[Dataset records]

:::::

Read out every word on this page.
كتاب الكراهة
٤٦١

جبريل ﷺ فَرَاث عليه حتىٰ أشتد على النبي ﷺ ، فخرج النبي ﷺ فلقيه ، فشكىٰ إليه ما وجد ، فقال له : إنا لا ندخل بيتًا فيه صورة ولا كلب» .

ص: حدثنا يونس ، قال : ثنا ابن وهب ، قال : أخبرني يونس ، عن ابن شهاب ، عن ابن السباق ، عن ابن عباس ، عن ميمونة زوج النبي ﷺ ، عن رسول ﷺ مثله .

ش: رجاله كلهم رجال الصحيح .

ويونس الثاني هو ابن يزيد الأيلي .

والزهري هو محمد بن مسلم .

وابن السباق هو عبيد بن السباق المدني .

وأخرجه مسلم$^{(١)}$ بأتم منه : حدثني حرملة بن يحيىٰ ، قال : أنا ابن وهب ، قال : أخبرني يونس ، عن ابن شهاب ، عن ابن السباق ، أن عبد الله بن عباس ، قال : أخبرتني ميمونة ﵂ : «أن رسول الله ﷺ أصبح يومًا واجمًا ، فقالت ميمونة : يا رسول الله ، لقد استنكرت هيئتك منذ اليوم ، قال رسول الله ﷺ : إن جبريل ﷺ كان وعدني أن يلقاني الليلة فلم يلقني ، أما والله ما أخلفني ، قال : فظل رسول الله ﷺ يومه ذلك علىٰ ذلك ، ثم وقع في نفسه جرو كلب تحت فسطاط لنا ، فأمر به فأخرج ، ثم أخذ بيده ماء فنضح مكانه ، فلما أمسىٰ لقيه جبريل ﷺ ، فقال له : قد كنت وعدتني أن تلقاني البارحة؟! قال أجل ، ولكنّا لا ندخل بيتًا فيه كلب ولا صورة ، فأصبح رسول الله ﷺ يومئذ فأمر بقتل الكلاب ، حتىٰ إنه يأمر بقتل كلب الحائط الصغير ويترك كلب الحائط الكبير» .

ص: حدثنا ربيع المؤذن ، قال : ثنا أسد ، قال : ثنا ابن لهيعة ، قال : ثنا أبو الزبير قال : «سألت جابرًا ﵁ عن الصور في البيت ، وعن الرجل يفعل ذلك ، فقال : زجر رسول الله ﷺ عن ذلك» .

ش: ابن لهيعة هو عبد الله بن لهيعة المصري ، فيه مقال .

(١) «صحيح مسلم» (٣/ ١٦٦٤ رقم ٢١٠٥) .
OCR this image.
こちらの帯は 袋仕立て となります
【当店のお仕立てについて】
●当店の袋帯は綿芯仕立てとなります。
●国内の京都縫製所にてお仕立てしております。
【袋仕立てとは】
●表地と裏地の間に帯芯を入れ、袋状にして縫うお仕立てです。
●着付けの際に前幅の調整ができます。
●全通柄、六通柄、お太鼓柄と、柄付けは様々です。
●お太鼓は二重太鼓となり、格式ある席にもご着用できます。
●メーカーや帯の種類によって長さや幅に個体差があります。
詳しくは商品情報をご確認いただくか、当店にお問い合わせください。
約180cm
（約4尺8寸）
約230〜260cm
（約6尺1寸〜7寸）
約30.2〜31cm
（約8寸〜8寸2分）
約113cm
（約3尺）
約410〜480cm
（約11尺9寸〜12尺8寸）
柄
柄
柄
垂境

:::::

■ **Problem**: Establish how many lines of the records contain the string "النبي" and state that number without elaboration.

■ **Result for this task**: 2